# START OF RECORDS FOR THIS TASK

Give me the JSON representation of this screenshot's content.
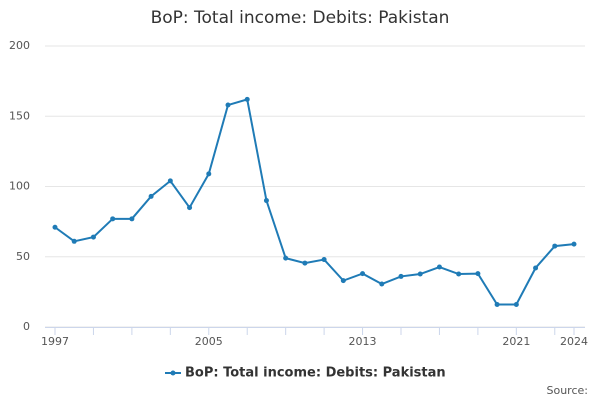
{
  "chart_data": {
    "type": "line",
    "title": "BoP: Total income: Debits: Pakistan",
    "x": [
      1997,
      1998,
      1999,
      2000,
      2001,
      2002,
      2003,
      2004,
      2005,
      2006,
      2007,
      2008,
      2009,
      2010,
      2011,
      2012,
      2013,
      2014,
      2015,
      2016,
      2017,
      2018,
      2019,
      2020,
      2021,
      2022,
      2023,
      2024
    ],
    "series": [
      {
        "name": "BoP: Total income: Debits: Pakistan",
        "color": "#1f7bb6",
        "values": [
          71,
          61,
          64,
          77,
          77,
          93,
          104,
          85,
          109,
          158,
          162,
          90,
          49,
          45.5,
          48,
          33,
          38,
          30.6,
          36,
          37.7,
          42.7,
          37.7,
          38,
          16,
          16,
          42,
          57.6,
          59
        ]
      }
    ],
    "xlim": [
      1997,
      2024
    ],
    "xticks": [
      1997,
      2005,
      2013,
      2021,
      2024
    ],
    "xminorticks": [
      1999,
      2001,
      2003,
      2007,
      2009,
      2011,
      2015,
      2017,
      2019,
      2023
    ],
    "ylim": [
      0,
      200
    ],
    "yticks": [
      0,
      50,
      100,
      150,
      200
    ],
    "grid": true,
    "legend": "bottom",
    "source": "Source:"
  }
}
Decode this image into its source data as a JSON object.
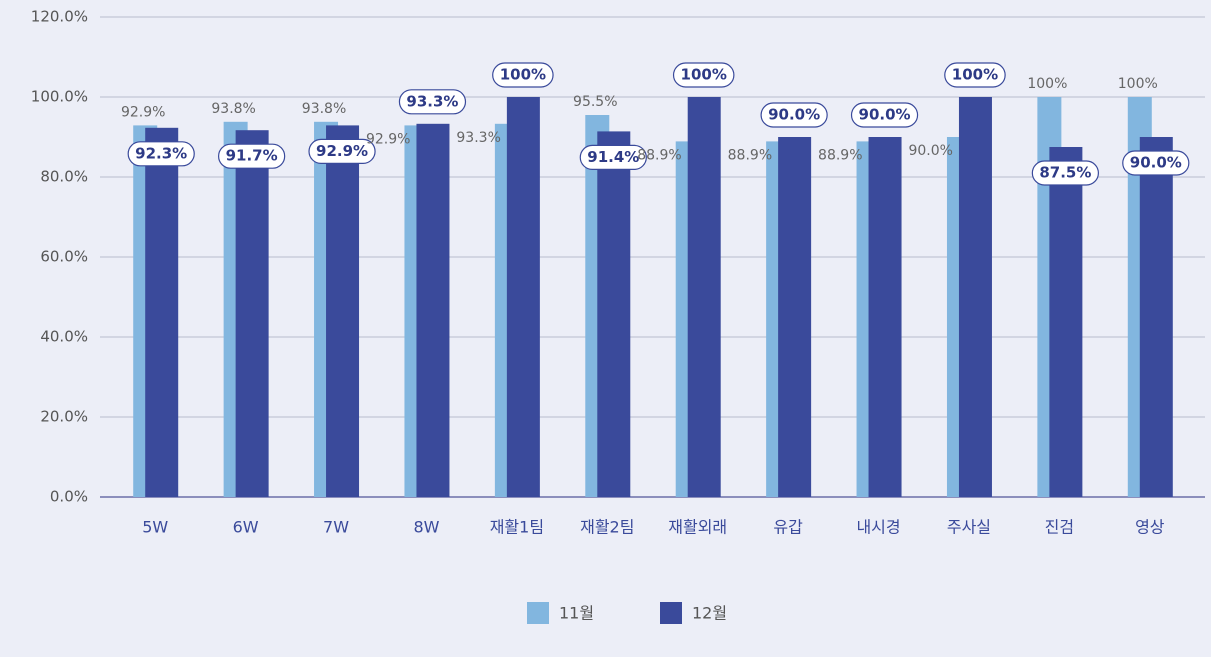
{
  "chart_data": {
    "type": "bar",
    "categories": [
      "5W",
      "6W",
      "7W",
      "8W",
      "재활1팀",
      "재활2팀",
      "재활외래",
      "유갑",
      "내시경",
      "주사실",
      "진검",
      "영상"
    ],
    "series": [
      {
        "name": "11월",
        "color": "#82b6df",
        "values": [
          92.9,
          93.8,
          93.8,
          92.9,
          93.3,
          95.5,
          88.9,
          88.9,
          88.9,
          90.0,
          100,
          100
        ],
        "value_labels": [
          "92.9%",
          "93.8%",
          "93.8%",
          "92.9%",
          "93.3%",
          "95.5%",
          "88.9%",
          "88.9%",
          "88.9%",
          "90.0%",
          "100%",
          "100%"
        ]
      },
      {
        "name": "12월",
        "color": "#3a4a9b",
        "values": [
          92.3,
          91.7,
          92.9,
          93.3,
          100,
          91.4,
          100,
          90.0,
          90.0,
          100,
          87.5,
          90.0
        ],
        "value_labels": [
          "92.3%",
          "91.7%",
          "92.9%",
          "93.3%",
          "100%",
          "91.4%",
          "100%",
          "90.0%",
          "90.0%",
          "100%",
          "87.5%",
          "90.0%"
        ]
      }
    ],
    "ylim": [
      0,
      120
    ],
    "yticks": [
      {
        "value": 0,
        "label": "0.0%"
      },
      {
        "value": 20,
        "label": "20.0%"
      },
      {
        "value": 40,
        "label": "40.0%"
      },
      {
        "value": 60,
        "label": "60.0%"
      },
      {
        "value": 80,
        "label": "80.0%"
      },
      {
        "value": 100,
        "label": "100.0%"
      },
      {
        "value": 120,
        "label": "120.0%"
      }
    ],
    "grid": true,
    "legend": "bottom"
  }
}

# END OF RECORDS FOR THIS TASK

__TASK GOAL__
Pull out all lines containing the word "income" from the entries above.

__SOLUTION TO THIS EXERCISE__
    "title": "BoP: Total income: Debits: Pakistan",
        "name": "BoP: Total income: Debits: Pakistan",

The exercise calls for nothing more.